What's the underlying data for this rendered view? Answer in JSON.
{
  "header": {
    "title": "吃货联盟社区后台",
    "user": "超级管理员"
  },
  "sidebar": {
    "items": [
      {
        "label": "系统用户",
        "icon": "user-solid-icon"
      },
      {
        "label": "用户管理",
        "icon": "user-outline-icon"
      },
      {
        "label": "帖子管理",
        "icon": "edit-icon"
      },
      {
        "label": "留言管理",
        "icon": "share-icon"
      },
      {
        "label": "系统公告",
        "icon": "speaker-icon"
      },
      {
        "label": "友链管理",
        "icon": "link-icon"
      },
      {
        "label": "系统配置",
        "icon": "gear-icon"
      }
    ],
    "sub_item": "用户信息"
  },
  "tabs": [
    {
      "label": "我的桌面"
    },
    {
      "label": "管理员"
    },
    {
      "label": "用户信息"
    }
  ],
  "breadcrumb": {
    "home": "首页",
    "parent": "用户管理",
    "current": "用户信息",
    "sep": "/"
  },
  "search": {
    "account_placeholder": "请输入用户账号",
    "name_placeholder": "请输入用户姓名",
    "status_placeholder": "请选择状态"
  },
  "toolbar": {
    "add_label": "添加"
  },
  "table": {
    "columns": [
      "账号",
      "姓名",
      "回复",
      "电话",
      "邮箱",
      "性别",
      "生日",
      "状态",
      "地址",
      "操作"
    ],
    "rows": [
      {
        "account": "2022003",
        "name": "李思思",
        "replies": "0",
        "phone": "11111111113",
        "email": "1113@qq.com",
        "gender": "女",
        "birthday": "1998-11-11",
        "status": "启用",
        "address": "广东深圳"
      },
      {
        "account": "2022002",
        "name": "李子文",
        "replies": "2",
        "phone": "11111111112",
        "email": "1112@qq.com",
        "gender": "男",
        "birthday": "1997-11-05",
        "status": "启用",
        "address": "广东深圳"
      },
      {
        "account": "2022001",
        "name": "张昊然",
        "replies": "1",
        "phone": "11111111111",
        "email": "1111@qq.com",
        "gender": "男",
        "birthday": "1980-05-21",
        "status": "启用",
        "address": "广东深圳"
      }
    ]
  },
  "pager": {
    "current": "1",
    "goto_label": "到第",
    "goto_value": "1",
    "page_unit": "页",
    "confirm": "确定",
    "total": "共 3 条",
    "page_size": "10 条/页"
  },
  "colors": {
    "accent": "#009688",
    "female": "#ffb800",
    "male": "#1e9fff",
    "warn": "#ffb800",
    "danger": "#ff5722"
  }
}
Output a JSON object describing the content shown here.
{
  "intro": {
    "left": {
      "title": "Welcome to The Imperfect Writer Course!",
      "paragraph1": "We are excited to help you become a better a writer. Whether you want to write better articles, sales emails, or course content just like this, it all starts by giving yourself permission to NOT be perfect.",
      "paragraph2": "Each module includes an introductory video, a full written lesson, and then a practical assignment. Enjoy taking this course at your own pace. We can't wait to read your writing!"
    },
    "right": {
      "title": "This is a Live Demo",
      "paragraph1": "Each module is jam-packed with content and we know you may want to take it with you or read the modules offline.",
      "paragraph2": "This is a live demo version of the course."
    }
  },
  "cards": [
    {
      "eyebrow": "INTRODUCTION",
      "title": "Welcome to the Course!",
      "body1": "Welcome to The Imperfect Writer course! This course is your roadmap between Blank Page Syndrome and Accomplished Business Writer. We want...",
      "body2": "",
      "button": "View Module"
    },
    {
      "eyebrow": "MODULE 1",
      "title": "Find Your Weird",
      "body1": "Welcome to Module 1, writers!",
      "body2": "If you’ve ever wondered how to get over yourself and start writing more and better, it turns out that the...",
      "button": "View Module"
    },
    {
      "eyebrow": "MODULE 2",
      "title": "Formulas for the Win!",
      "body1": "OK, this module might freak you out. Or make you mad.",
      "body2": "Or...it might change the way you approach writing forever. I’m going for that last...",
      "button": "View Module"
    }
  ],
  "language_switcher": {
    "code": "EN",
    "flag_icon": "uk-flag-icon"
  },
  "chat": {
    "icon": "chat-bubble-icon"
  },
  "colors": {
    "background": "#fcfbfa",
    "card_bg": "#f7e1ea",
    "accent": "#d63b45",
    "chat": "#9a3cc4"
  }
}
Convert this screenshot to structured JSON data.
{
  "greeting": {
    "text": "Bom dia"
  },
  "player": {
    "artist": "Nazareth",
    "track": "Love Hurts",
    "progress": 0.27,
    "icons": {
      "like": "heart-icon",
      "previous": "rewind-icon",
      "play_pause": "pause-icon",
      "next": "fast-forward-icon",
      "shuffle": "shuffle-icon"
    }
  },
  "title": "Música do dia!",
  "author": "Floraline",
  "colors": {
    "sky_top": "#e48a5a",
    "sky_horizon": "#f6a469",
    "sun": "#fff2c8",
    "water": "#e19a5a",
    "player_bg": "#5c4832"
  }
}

§ **Written request**
Return each line of the data exactly as written above.

§ **Right answer**
What's the underlying data for this rendered view? Answer in JSON.
{
  "header": {
    "title": "吃货联盟社区后台",
    "user": "超级管理员"
  },
  "sidebar": {
    "items": [
      {
        "label": "系统用户",
        "icon": "user-solid-icon"
      },
      {
        "label": "用户管理",
        "icon": "user-outline-icon"
      },
      {
        "label": "帖子管理",
        "icon": "edit-icon"
      },
      {
        "label": "留言管理",
        "icon": "share-icon"
      },
      {
        "label": "系统公告",
        "icon": "speaker-icon"
      },
      {
        "label": "友链管理",
        "icon": "link-icon"
      },
      {
        "label": "系统配置",
        "icon": "gear-icon"
      }
    ],
    "sub_item": "用户信息"
  },
  "tabs": [
    {
      "label": "我的桌面"
    },
    {
      "label": "管理员"
    },
    {
      "label": "用户信息"
    }
  ],
  "breadcrumb": {
    "home": "首页",
    "parent": "用户管理",
    "current": "用户信息",
    "sep": "/"
  },
  "search": {
    "account_placeholder": "请输入用户账号",
    "name_placeholder": "请输入用户姓名",
    "status_placeholder": "请选择状态"
  },
  "toolbar": {
    "add_label": "添加"
  },
  "table": {
    "columns": [
      "账号",
      "姓名",
      "回复",
      "电话",
      "邮箱",
      "性别",
      "生日",
      "状态",
      "地址",
      "操作"
    ],
    "rows": [
      {
        "account": "2022003",
        "name": "李思思",
        "replies": "0",
        "phone": "11111111113",
        "email": "1113@qq.com",
        "gender": "女",
        "birthday": "1998-11-11",
        "status": "启用",
        "address": "广东深圳"
      },
      {
        "account": "2022002",
        "name": "李子文",
        "replies": "2",
        "phone": "11111111112",
        "email": "1112@qq.com",
        "gender": "男",
        "birthday": "1997-11-05",
        "status": "启用",
        "address": "广东深圳"
      },
      {
        "account": "2022001",
        "name": "张昊然",
        "replies": "1",
        "phone": "11111111111",
        "email": "1111@qq.com",
        "gender": "男",
        "birthday": "1980-05-21",
        "status": "启用",
        "address": "广东深圳"
      }
    ]
  },
  "pager": {
    "current": "1",
    "goto_label": "到第",
    "goto_value": "1",
    "page_unit": "页",
    "confirm": "确定",
    "total": "共 3 条",
    "page_size": "10 条/页"
  },
  "colors": {
    "accent": "#009688",
    "female": "#ffb800",
    "male": "#1e9fff",
    "warn": "#ffb800",
    "danger": "#ff5722"
  }
}
Output a JSON object describing the content shown here.
{
  "intro": {
    "left": {
      "title": "Welcome to The Imperfect Writer Course!",
      "paragraph1": "We are excited to help you become a better a writer. Whether you want to write better articles, sales emails, or course content just like this, it all starts by giving yourself permission to NOT be perfect.",
      "paragraph2": "Each module includes an introductory video, a full written lesson, and then a practical assignment. Enjoy taking this course at your own pace. We can't wait to read your writing!"
    },
    "right": {
      "title": "This is a Live Demo",
      "paragraph1": "Each module is jam-packed with content and we know you may want to take it with you or read the modules offline.",
      "paragraph2": "This is a live demo version of the course."
    }
  },
  "cards": [
    {
      "eyebrow": "INTRODUCTION",
      "title": "Welcome to the Course!",
      "body1": "Welcome to The Imperfect Writer course! This course is your roadmap between Blank Page Syndrome and Accomplished Business Writer. We want...",
      "body2": "",
      "button": "View Module"
    },
    {
      "eyebrow": "MODULE 1",
      "title": "Find Your Weird",
      "body1": "Welcome to Module 1, writers!",
      "body2": "If you’ve ever wondered how to get over yourself and start writing more and better, it turns out that the...",
      "button": "View Module"
    },
    {
      "eyebrow": "MODULE 2",
      "title": "Formulas for the Win!",
      "body1": "OK, this module might freak you out. Or make you mad.",
      "body2": "Or...it might change the way you approach writing forever. I’m going for that last...",
      "button": "View Module"
    }
  ],
  "language_switcher": {
    "code": "EN",
    "flag_icon": "uk-flag-icon"
  },
  "chat": {
    "icon": "chat-bubble-icon"
  },
  "colors": {
    "background": "#fcfbfa",
    "card_bg": "#f7e1ea",
    "accent": "#d63b45",
    "chat": "#9a3cc4"
  }
}
Convert this screenshot to structured JSON data.
{
  "greeting": {
    "text": "Bom dia"
  },
  "player": {
    "artist": "Nazareth",
    "track": "Love Hurts",
    "progress": 0.27,
    "icons": {
      "like": "heart-icon",
      "previous": "rewind-icon",
      "play_pause": "pause-icon",
      "next": "fast-forward-icon",
      "shuffle": "shuffle-icon"
    }
  },
  "title": "Música do dia!",
  "author": "Floraline",
  "colors": {
    "sky_top": "#e48a5a",
    "sky_horizon": "#f6a469",
    "sun": "#fff2c8",
    "water": "#e19a5a",
    "player_bg": "#5c4832"
  }
}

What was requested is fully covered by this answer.